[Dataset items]

--*--

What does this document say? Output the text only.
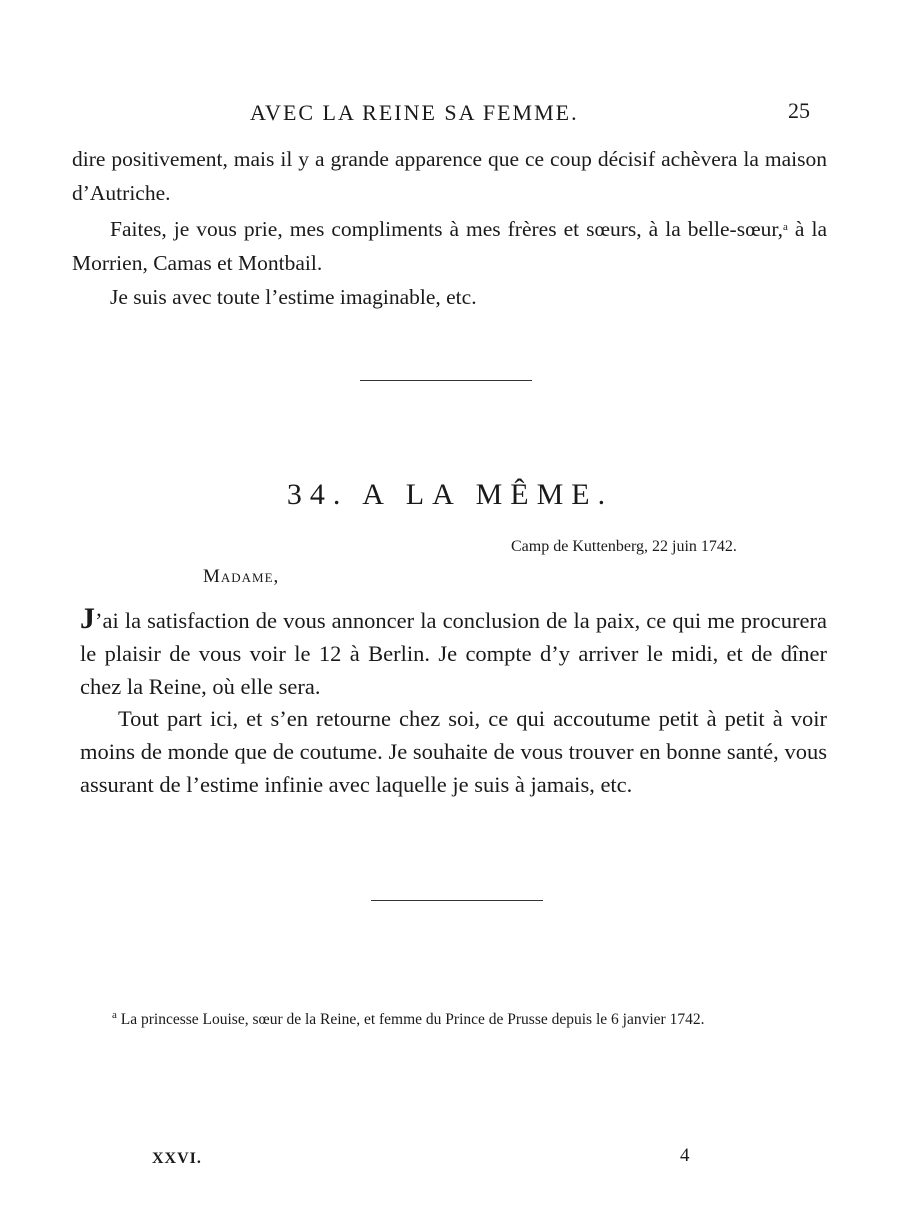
AVEC LA REINE SA FEMME.	25

dire positivement, mais il y a grande apparence que ce coup décisif achèvera la maison d’Autriche.

Faites, je vous prie, mes compliments à mes frères et sœurs, à la belle-sœur,$^a$ à la Morrien, Camas et Montbail.

Je suis avec toute l’estime imaginable, etc.

34. A LA MÊME.
Camp de Kuttenberg, 22 juin 1742.
Madame,

J’ai la satisfaction de vous annoncer la conclusion de la paix, ce qui me procurera le plaisir de vous voir le 12 à Berlin. Je compte d’y arriver le midi, et de dîner chez la Reine, où elle sera.

Tout part ici, et s’en retourne chez soi, ce qui accoutume petit à petit à voir moins de monde que de coutume. Je souhaite de vous trouver en bonne santé, vous assurant de l’estime infinie avec laquelle je suis à jamais, etc.

$^a$ La princesse Louise, sœur de la Reine, et femme du Prince de Prusse depuis le 6 janvier 1742.

XXVI.	4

--*--

# What you should do
Without the pictures, return all the records precisely as they stand.

# Result
What does this document say? Output the text only.
AVEC LA REINE SA FEMME.	25

dire positivement, mais il y a grande apparence que ce coup décisif achèvera la maison d’Autriche.

Faites, je vous prie, mes compliments à mes frères et sœurs, à la belle-sœur,$^a$ à la Morrien, Camas et Montbail.

Je suis avec toute l’estime imaginable, etc.

34. A LA MÊME.
Camp de Kuttenberg, 22 juin 1742.
Madame,

J’ai la satisfaction de vous annoncer la conclusion de la paix, ce qui me procurera le plaisir de vous voir le 12 à Berlin. Je compte d’y arriver le midi, et de dîner chez la Reine, où elle sera.

Tout part ici, et s’en retourne chez soi, ce qui accoutume petit à petit à voir moins de monde que de coutume. Je souhaite de vous trouver en bonne santé, vous assurant de l’estime infinie avec laquelle je suis à jamais, etc.

$^a$ La princesse Louise, sœur de la Reine, et femme du Prince de Prusse depuis le 6 janvier 1742.

XXVI.	4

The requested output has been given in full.